**DOCUMENT TEXT:**
__________
Aiji Yajima¹, Andreas Pasch² and Kosaku Nitta³

¹Department of Nephrology, Towa Hospital, Tokyo, Japan. ²Department of Nephrology and Hypertension, Inselspital, University of Bern, Bern, Switzerland. ³Department of Medicine, Kidney Center, Tokyo Women’s Medical University, Tokyo, Japan.

Abstract

Treatment of secondary hyperparathyroidism in patients with chronic kidney disease (CKD) stage III and IV with vitamin D sterols is useful to maintain optimal parathyroid hormone (PTH) levels and thereby, reduces the severity of bone abnormalities caused by high PTH levels. However, it should be borne in mind that serum calcium (Ca) levels may easily increase as bone turnover is easily suppressed due to diffuse or early nodular parathyroid tissue in these patients. Furthermore, an elevated risk of cardiovascular disease due to advanced atherosclerosis associated with both secondary hyperparathyroidism and the administration of vitamin D sterols has been reported in patients with moderate to severe CKD, resulting in a high mortality in these patients. In order to control serum Ca levels, therefore, additional use of cinacalcet hydrochloride may be useful. However, acute reduction of serum Ca levels and chronic hyperphosphatemia should be avoided; therefore, the doses of phosphorus (P) binders should be increased or the initiation of low doses of vitamin D sterols may be favorable in patients with stage III and IV CKD receiving cinacalcet hydrochloride. The phosphaturic effect of FGF-23 after treatment with cinacalcet is estimated to be small as compared with that of vitamin D in moderate to severe CKD patients, therefore, evaluation of osteocytes should be performed in patients with secondary hyperparathyroidism treated with cinacalcet hydrochloride.
__________
**EXERCISE DETAILS:**
Translate this sentence from the abstract on treating secondary hyperparathyroidism in chronic kidney disease into Spanish: "In order to control serum Ca levels, therefore, additional use of cinacalcet hydrochloride may be useful." The records have no part in this work.
__________
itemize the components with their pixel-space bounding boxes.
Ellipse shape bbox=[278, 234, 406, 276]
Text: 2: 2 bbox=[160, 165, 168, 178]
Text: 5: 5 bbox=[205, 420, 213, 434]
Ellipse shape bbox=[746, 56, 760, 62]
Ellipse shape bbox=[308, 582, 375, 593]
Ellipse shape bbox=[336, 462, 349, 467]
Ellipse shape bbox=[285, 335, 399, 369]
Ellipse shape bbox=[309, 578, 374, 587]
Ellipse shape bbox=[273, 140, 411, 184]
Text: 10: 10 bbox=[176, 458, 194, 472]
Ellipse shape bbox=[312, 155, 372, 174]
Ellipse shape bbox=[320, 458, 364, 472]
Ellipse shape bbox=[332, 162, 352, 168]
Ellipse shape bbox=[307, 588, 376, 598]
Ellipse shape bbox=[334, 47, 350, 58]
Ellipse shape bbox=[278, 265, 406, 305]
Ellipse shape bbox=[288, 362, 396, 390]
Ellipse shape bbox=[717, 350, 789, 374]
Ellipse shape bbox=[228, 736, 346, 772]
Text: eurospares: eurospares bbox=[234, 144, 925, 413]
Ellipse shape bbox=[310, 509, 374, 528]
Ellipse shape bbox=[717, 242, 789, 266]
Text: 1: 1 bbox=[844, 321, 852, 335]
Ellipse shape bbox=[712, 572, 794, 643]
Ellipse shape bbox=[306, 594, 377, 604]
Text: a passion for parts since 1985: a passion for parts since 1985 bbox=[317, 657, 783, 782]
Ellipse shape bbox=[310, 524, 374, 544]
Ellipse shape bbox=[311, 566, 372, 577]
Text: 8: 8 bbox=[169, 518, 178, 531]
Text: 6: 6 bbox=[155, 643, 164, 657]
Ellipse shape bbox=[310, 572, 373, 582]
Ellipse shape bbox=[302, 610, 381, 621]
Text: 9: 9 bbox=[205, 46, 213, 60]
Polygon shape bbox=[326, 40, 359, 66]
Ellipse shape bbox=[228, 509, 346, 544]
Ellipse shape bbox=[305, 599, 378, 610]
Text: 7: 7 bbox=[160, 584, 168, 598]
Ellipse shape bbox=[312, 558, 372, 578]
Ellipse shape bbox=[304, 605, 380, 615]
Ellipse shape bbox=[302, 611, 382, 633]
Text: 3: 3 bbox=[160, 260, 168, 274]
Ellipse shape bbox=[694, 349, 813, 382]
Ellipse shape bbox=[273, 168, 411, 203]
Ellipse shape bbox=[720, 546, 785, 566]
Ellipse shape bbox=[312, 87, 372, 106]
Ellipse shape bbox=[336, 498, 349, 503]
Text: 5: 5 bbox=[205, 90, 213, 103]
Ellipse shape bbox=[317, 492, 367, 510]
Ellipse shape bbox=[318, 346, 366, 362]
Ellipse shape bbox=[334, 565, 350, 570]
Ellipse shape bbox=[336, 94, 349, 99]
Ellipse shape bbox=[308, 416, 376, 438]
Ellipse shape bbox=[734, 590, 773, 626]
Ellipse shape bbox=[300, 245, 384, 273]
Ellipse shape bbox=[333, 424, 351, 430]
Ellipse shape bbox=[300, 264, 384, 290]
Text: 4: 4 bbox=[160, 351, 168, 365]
__________
**RESPONSE FOR THIS EXERCISE:**
Por lo tanto, para controlar los niveles séricos de Ca, puede ser útil el uso adicional de clorhidrato de cinacalcet.